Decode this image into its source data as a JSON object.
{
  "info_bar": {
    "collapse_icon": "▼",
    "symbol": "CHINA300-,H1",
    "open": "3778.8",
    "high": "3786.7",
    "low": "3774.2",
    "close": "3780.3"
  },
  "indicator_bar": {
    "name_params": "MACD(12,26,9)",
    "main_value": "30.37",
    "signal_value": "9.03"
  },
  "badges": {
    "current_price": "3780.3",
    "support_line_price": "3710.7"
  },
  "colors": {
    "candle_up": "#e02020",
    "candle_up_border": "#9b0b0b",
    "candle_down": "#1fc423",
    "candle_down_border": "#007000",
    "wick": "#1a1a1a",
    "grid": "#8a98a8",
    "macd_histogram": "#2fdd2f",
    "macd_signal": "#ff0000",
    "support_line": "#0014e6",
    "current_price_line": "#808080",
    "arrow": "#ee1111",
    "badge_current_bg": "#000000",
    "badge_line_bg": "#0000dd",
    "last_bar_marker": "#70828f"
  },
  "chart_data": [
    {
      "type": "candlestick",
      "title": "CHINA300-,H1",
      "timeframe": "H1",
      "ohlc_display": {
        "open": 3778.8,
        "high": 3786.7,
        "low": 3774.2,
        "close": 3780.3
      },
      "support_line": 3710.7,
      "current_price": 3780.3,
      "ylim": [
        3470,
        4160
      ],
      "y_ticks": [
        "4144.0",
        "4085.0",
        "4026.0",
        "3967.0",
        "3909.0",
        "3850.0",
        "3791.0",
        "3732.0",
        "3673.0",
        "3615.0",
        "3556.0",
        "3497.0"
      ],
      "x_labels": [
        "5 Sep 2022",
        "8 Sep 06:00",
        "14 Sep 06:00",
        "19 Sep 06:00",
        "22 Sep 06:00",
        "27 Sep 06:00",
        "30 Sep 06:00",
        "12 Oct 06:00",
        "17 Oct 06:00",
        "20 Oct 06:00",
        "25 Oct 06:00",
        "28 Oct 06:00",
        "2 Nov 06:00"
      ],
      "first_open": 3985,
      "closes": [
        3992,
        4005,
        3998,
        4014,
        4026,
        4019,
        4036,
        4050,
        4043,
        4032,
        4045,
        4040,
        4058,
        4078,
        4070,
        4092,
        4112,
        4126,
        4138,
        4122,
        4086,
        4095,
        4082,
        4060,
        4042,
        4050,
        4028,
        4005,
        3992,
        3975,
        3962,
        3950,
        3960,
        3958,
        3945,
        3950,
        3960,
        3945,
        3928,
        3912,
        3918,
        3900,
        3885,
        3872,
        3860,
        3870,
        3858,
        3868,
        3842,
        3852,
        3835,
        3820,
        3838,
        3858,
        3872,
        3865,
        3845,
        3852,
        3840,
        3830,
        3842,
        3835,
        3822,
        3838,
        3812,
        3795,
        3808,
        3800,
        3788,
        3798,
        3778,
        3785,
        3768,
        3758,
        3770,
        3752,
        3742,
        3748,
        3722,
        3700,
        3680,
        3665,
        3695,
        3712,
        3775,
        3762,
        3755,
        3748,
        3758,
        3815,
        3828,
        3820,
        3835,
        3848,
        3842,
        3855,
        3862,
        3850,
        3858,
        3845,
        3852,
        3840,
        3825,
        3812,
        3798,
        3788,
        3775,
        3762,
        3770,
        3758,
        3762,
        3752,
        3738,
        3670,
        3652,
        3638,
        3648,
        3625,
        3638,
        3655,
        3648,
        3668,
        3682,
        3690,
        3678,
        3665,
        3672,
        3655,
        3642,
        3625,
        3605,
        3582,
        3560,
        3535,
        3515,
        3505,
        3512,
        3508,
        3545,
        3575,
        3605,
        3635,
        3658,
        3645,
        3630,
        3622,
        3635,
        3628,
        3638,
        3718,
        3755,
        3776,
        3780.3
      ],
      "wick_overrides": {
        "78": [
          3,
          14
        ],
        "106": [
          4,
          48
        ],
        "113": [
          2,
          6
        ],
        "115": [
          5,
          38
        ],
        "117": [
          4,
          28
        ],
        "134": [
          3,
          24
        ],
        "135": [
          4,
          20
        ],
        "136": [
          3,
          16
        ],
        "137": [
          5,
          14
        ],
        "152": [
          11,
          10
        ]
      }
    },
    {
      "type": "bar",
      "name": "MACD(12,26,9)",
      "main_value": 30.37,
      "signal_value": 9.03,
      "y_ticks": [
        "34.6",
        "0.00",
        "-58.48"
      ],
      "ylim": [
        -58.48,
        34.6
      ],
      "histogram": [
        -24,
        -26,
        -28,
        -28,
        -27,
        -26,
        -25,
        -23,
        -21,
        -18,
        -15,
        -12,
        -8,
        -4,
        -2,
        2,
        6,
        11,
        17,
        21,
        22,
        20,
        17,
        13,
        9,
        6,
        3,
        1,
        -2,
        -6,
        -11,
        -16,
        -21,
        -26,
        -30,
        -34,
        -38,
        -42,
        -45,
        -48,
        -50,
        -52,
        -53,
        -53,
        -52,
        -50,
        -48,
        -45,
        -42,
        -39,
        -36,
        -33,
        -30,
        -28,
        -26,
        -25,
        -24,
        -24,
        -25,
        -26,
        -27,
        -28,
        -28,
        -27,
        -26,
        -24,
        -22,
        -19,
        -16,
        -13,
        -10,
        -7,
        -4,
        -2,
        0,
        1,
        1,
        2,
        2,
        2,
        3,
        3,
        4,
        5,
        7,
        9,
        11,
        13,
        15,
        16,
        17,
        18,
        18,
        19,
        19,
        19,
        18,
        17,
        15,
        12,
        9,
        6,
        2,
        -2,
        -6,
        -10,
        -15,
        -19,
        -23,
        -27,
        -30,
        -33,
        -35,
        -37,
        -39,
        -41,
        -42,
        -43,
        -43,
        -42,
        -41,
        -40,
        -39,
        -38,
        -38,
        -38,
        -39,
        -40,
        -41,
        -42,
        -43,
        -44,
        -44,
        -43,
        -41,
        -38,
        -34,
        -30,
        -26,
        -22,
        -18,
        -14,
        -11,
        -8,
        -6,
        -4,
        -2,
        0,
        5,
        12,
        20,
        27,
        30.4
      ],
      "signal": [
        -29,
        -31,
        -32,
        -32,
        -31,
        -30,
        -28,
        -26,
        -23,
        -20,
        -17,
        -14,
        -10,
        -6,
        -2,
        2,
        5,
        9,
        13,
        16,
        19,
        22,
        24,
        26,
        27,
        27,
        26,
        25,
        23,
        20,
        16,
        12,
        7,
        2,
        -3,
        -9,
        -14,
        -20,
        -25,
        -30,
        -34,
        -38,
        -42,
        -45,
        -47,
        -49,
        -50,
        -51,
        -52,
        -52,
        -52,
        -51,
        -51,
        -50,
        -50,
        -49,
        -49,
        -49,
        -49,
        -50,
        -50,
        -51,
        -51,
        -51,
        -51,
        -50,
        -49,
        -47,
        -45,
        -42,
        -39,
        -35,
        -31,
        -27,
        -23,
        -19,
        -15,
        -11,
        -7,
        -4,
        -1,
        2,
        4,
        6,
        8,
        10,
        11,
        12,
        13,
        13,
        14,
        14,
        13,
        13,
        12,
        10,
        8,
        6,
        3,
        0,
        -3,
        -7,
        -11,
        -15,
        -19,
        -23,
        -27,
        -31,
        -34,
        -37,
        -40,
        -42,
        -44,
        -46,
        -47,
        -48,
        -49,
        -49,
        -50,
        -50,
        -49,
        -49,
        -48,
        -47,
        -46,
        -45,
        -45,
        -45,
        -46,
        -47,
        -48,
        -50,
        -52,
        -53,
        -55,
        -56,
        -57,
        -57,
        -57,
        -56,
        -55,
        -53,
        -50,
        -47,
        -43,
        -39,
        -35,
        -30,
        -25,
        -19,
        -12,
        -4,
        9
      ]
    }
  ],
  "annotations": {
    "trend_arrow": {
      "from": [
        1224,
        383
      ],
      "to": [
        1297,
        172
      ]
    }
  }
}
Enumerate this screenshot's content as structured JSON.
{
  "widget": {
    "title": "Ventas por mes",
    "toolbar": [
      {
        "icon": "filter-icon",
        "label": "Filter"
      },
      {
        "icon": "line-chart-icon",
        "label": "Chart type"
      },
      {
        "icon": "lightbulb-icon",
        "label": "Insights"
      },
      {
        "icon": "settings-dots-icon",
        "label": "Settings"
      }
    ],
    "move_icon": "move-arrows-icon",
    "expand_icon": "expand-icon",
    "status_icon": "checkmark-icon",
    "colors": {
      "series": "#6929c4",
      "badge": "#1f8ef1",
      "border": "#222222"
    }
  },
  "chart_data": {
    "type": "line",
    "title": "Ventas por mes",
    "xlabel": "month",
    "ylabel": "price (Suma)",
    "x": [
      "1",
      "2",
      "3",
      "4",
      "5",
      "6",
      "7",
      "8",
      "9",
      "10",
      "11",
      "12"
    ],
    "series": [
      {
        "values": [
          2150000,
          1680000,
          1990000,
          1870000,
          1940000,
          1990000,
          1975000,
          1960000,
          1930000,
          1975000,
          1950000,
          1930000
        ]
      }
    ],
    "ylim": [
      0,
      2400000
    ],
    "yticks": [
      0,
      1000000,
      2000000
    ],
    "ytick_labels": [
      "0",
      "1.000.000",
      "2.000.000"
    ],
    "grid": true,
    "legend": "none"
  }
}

JOB:
Every line from the one holding "Enumerate this screenshot's" through the final line of the listing must be echoed exactly; leave out all other lines.

PROBLEM SOLUTION:
Enumerate this screenshot's content as structured JSON.
{
  "widget": {
    "title": "Ventas por mes",
    "toolbar": [
      {
        "icon": "filter-icon",
        "label": "Filter"
      },
      {
        "icon": "line-chart-icon",
        "label": "Chart type"
      },
      {
        "icon": "lightbulb-icon",
        "label": "Insights"
      },
      {
        "icon": "settings-dots-icon",
        "label": "Settings"
      }
    ],
    "move_icon": "move-arrows-icon",
    "expand_icon": "expand-icon",
    "status_icon": "checkmark-icon",
    "colors": {
      "series": "#6929c4",
      "badge": "#1f8ef1",
      "border": "#222222"
    }
  },
  "chart_data": {
    "type": "line",
    "title": "Ventas por mes",
    "xlabel": "month",
    "ylabel": "price (Suma)",
    "x": [
      "1",
      "2",
      "3",
      "4",
      "5",
      "6",
      "7",
      "8",
      "9",
      "10",
      "11",
      "12"
    ],
    "series": [
      {
        "values": [
          2150000,
          1680000,
          1990000,
          1870000,
          1940000,
          1990000,
          1975000,
          1960000,
          1930000,
          1975000,
          1950000,
          1930000
        ]
      }
    ],
    "ylim": [
      0,
      2400000
    ],
    "yticks": [
      0,
      1000000,
      2000000
    ],
    "ytick_labels": [
      "0",
      "1.000.000",
      "2.000.000"
    ],
    "grid": true,
    "legend": "none"
  }
}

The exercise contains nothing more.